> [Your goal]: Find the lines holding the word "інвентаризації" and collect them.
──────────────────────────────
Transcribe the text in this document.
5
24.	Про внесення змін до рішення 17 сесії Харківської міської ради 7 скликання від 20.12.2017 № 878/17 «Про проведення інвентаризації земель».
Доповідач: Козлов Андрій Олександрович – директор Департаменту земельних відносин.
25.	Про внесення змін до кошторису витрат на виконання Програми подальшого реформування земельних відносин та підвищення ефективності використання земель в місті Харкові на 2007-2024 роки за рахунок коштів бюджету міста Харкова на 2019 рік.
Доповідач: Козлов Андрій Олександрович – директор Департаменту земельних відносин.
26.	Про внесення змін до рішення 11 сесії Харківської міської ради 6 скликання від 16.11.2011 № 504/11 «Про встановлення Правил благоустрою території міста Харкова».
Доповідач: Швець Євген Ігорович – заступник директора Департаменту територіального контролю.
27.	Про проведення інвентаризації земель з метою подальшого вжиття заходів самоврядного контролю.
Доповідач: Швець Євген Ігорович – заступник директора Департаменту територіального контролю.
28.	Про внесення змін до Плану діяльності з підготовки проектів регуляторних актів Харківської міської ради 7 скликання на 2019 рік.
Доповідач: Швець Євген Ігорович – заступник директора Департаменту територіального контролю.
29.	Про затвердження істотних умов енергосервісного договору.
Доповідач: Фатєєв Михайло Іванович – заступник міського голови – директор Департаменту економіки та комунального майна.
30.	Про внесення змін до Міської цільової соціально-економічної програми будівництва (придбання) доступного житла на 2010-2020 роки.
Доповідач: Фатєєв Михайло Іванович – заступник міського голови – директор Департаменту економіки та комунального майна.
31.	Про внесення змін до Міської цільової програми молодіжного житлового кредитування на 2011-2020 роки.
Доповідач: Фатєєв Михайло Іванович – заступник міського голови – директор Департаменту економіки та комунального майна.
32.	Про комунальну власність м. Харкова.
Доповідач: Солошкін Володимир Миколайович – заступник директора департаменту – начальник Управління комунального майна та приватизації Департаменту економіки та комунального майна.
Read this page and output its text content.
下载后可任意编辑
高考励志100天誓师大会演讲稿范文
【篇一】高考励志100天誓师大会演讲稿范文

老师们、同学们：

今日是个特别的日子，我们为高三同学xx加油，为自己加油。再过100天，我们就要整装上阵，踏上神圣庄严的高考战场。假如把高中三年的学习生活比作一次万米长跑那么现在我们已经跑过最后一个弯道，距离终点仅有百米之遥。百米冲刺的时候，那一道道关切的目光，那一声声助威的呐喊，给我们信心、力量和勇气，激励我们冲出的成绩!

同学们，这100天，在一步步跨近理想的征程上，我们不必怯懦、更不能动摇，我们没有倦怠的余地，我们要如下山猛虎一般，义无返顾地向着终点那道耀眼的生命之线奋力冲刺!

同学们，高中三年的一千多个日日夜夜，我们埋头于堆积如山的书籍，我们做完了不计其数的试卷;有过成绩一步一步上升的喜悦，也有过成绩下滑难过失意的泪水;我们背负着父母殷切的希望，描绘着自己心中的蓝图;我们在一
──────────────────────────────
> [Response for this exercise]:
24.	Про внесення змін до рішення 17 сесії Харківської міської ради 7 скликання від 20.12.2017 № 878/17 «Про проведення інвентаризації земель».
27.	Про проведення інвентаризації земель з метою подальшого вжиття заходів самоврядного контролю.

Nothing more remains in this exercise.